(Figure record listings)
######

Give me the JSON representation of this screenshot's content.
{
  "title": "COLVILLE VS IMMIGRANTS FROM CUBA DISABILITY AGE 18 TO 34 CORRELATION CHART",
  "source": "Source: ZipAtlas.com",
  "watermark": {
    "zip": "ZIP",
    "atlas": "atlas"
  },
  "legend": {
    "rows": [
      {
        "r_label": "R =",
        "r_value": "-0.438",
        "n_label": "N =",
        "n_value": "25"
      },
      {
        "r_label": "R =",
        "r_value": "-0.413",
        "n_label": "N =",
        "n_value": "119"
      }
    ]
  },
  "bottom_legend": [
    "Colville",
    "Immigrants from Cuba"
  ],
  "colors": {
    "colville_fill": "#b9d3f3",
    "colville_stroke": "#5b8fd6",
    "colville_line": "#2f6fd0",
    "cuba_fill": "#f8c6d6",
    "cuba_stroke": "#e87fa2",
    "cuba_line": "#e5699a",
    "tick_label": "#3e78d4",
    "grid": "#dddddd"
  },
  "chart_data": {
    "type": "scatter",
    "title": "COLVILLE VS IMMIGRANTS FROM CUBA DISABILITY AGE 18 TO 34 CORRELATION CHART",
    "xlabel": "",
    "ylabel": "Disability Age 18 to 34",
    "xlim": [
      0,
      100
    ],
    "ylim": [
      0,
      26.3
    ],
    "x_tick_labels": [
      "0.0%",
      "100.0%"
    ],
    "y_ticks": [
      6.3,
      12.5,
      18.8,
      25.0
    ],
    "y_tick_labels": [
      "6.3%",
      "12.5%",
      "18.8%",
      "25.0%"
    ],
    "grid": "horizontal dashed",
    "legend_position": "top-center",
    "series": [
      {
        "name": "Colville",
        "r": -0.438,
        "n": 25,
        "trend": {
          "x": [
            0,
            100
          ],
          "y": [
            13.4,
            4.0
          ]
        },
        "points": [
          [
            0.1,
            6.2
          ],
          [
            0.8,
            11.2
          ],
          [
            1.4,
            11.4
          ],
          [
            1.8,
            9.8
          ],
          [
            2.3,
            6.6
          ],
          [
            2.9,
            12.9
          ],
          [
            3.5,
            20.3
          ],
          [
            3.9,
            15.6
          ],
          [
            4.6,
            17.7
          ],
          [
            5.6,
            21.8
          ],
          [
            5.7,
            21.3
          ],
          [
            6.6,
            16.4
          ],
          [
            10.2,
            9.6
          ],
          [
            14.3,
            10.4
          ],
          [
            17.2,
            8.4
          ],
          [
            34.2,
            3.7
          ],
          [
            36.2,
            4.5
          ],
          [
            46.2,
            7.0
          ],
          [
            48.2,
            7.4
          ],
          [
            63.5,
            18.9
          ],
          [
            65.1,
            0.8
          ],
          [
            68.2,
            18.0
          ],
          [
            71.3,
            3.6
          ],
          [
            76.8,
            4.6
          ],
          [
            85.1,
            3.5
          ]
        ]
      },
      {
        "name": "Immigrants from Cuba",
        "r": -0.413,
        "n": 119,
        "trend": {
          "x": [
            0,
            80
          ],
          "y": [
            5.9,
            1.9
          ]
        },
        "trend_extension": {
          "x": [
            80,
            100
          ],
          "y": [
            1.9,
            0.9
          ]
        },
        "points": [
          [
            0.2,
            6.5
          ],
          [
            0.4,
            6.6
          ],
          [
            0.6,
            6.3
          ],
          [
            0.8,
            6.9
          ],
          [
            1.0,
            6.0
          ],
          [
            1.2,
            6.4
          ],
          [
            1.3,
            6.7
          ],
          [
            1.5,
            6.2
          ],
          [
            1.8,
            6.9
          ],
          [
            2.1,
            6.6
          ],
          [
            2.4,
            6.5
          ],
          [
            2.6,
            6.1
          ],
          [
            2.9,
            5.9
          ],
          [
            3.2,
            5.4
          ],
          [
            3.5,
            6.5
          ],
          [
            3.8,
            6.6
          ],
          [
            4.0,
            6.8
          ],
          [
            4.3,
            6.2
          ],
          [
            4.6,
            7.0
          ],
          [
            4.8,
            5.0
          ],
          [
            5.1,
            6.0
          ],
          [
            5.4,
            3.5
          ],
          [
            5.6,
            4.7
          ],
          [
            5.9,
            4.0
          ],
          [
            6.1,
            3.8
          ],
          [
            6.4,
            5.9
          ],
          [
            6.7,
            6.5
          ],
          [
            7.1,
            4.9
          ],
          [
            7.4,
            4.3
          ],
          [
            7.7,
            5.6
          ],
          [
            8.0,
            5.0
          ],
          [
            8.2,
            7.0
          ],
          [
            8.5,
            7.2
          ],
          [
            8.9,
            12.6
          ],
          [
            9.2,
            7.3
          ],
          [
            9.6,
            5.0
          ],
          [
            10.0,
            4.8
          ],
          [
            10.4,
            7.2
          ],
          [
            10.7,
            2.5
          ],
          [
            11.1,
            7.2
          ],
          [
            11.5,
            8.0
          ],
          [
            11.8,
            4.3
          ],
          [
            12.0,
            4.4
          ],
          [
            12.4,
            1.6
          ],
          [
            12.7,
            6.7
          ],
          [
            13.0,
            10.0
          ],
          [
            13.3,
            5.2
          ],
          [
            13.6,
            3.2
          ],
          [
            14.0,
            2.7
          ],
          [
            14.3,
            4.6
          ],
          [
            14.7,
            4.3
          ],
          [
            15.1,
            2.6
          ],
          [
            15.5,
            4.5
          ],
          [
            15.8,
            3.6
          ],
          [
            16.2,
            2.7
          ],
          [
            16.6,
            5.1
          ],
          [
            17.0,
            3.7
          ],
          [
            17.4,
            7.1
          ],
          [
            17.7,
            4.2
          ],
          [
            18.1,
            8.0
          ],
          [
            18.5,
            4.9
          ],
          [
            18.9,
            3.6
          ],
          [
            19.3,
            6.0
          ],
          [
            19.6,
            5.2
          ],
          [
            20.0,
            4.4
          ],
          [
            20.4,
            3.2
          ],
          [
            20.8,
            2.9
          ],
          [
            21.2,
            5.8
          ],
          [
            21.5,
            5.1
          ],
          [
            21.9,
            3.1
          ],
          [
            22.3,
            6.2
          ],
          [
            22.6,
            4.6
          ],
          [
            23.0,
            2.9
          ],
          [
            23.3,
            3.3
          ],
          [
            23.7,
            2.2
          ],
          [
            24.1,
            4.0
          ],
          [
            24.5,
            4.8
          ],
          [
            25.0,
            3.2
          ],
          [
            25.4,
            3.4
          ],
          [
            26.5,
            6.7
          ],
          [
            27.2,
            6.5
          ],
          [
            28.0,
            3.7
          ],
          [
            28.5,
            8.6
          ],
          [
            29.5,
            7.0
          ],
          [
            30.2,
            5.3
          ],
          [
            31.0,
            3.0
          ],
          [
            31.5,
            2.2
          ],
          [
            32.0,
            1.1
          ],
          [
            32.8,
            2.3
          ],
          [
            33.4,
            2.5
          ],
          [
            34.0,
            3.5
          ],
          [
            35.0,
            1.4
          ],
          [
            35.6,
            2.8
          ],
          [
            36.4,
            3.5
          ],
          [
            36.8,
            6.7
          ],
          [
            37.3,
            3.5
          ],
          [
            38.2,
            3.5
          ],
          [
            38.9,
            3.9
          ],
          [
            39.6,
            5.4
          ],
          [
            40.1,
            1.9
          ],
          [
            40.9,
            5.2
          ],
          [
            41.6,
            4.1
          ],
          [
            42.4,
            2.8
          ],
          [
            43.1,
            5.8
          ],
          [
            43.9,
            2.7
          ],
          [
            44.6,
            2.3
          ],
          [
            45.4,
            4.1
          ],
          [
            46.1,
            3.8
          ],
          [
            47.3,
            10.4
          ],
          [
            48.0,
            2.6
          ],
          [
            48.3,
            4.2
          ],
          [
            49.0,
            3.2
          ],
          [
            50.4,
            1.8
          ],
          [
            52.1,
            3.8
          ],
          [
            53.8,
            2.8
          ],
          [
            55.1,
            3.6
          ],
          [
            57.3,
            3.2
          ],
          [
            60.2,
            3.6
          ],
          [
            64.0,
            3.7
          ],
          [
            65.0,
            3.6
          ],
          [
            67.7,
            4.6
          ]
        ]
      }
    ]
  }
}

######

Copy every line above in which the string "grid" shows up.

**Result:**
    "grid": "#dddddd"
    "grid": "horizontal dashed",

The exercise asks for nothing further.